* Your goal:
Copy every line of the listing exactly.

* The input:
"""
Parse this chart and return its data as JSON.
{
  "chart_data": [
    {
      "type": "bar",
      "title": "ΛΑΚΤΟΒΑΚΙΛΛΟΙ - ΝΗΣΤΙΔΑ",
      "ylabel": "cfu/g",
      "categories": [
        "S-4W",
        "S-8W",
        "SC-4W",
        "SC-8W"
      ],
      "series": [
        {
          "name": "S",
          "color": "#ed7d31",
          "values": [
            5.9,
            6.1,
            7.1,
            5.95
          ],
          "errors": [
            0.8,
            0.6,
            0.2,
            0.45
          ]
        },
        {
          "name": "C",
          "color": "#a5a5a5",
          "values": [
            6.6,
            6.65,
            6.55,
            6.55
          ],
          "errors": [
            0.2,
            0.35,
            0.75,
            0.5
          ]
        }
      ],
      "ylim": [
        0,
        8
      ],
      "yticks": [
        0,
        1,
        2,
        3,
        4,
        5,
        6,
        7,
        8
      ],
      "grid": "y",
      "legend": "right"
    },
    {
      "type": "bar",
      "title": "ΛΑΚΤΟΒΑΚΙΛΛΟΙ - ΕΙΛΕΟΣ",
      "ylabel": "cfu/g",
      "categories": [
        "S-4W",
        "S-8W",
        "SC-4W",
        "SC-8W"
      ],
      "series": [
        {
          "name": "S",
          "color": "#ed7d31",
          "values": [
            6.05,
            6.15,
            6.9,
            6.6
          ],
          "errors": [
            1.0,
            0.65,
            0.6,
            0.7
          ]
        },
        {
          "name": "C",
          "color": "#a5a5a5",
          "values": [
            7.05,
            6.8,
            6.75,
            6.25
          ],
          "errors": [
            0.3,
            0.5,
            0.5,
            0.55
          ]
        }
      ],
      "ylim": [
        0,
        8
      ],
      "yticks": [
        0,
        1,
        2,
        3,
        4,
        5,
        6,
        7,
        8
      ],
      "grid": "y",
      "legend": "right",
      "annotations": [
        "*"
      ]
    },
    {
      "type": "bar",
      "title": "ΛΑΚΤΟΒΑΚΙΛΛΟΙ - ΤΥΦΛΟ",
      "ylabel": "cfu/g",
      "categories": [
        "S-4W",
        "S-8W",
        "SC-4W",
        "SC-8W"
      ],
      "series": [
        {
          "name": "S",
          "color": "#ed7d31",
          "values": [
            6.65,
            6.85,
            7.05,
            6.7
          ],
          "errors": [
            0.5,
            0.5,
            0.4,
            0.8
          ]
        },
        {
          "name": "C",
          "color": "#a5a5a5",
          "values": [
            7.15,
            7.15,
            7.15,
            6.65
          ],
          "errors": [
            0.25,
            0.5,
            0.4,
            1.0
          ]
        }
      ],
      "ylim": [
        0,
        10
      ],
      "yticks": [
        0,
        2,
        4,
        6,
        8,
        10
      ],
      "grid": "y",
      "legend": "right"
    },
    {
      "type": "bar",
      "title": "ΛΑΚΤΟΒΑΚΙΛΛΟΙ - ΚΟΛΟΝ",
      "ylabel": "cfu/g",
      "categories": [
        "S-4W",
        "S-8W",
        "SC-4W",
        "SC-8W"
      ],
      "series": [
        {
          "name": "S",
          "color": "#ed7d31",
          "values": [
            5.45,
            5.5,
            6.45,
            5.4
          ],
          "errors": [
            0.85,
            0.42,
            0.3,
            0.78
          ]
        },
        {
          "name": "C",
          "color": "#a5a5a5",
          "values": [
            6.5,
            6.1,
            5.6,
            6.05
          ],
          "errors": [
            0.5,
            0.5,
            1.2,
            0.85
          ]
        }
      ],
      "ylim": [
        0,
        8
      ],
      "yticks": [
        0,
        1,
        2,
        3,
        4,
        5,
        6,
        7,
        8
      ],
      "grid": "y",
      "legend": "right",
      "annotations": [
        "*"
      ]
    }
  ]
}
"""
* Result:
Parse this chart and return its data as JSON.
{
  "chart_data": [
    {
      "type": "bar",
      "title": "ΛΑΚΤΟΒΑΚΙΛΛΟΙ - ΝΗΣΤΙΔΑ",
      "ylabel": "cfu/g",
      "categories": [
        "S-4W",
        "S-8W",
        "SC-4W",
        "SC-8W"
      ],
      "series": [
        {
          "name": "S",
          "color": "#ed7d31",
          "values": [
            5.9,
            6.1,
            7.1,
            5.95
          ],
          "errors": [
            0.8,
            0.6,
            0.2,
            0.45
          ]
        },
        {
          "name": "C",
          "color": "#a5a5a5",
          "values": [
            6.6,
            6.65,
            6.55,
            6.55
          ],
          "errors": [
            0.2,
            0.35,
            0.75,
            0.5
          ]
        }
      ],
      "ylim": [
        0,
        8
      ],
      "yticks": [
        0,
        1,
        2,
        3,
        4,
        5,
        6,
        7,
        8
      ],
      "grid": "y",
      "legend": "right"
    },
    {
      "type": "bar",
      "title": "ΛΑΚΤΟΒΑΚΙΛΛΟΙ - ΕΙΛΕΟΣ",
      "ylabel": "cfu/g",
      "categories": [
        "S-4W",
        "S-8W",
        "SC-4W",
        "SC-8W"
      ],
      "series": [
        {
          "name": "S",
          "color": "#ed7d31",
          "values": [
            6.05,
            6.15,
            6.9,
            6.6
          ],
          "errors": [
            1.0,
            0.65,
            0.6,
            0.7
          ]
        },
        {
          "name": "C",
          "color": "#a5a5a5",
          "values": [
            7.05,
            6.8,
            6.75,
            6.25
          ],
          "errors": [
            0.3,
            0.5,
            0.5,
            0.55
          ]
        }
      ],
      "ylim": [
        0,
        8
      ],
      "yticks": [
        0,
        1,
        2,
        3,
        4,
        5,
        6,
        7,
        8
      ],
      "grid": "y",
      "legend": "right",
      "annotations": [
        "*"
      ]
    },
    {
      "type": "bar",
      "title": "ΛΑΚΤΟΒΑΚΙΛΛΟΙ - ΤΥΦΛΟ",
      "ylabel": "cfu/g",
      "categories": [
        "S-4W",
        "S-8W",
        "SC-4W",
        "SC-8W"
      ],
      "series": [
        {
          "name": "S",
          "color": "#ed7d31",
          "values": [
            6.65,
            6.85,
            7.05,
            6.7
          ],
          "errors": [
            0.5,
            0.5,
            0.4,
            0.8
          ]
        },
        {
          "name": "C",
          "color": "#a5a5a5",
          "values": [
            7.15,
            7.15,
            7.15,
            6.65
          ],
          "errors": [
            0.25,
            0.5,
            0.4,
            1.0
          ]
        }
      ],
      "ylim": [
        0,
        10
      ],
      "yticks": [
        0,
        2,
        4,
        6,
        8,
        10
      ],
      "grid": "y",
      "legend": "right"
    },
    {
      "type": "bar",
      "title": "ΛΑΚΤΟΒΑΚΙΛΛΟΙ - ΚΟΛΟΝ",
      "ylabel": "cfu/g",
      "categories": [
        "S-4W",
        "S-8W",
        "SC-4W",
        "SC-8W"
      ],
      "series": [
        {
          "name": "S",
          "color": "#ed7d31",
          "values": [
            5.45,
            5.5,
            6.45,
            5.4
          ],
          "errors": [
            0.85,
            0.42,
            0.3,
            0.78
          ]
        },
        {
          "name": "C",
          "color": "#a5a5a5",
          "values": [
            6.5,
            6.1,
            5.6,
            6.05
          ],
          "errors": [
            0.5,
            0.5,
            1.2,
            0.85
          ]
        }
      ],
      "ylim": [
        0,
        8
      ],
      "yticks": [
        0,
        1,
        2,
        3,
        4,
        5,
        6,
        7,
        8
      ],
      "grid": "y",
      "legend": "right",
      "annotations": [
        "*"
      ]
    }
  ]
}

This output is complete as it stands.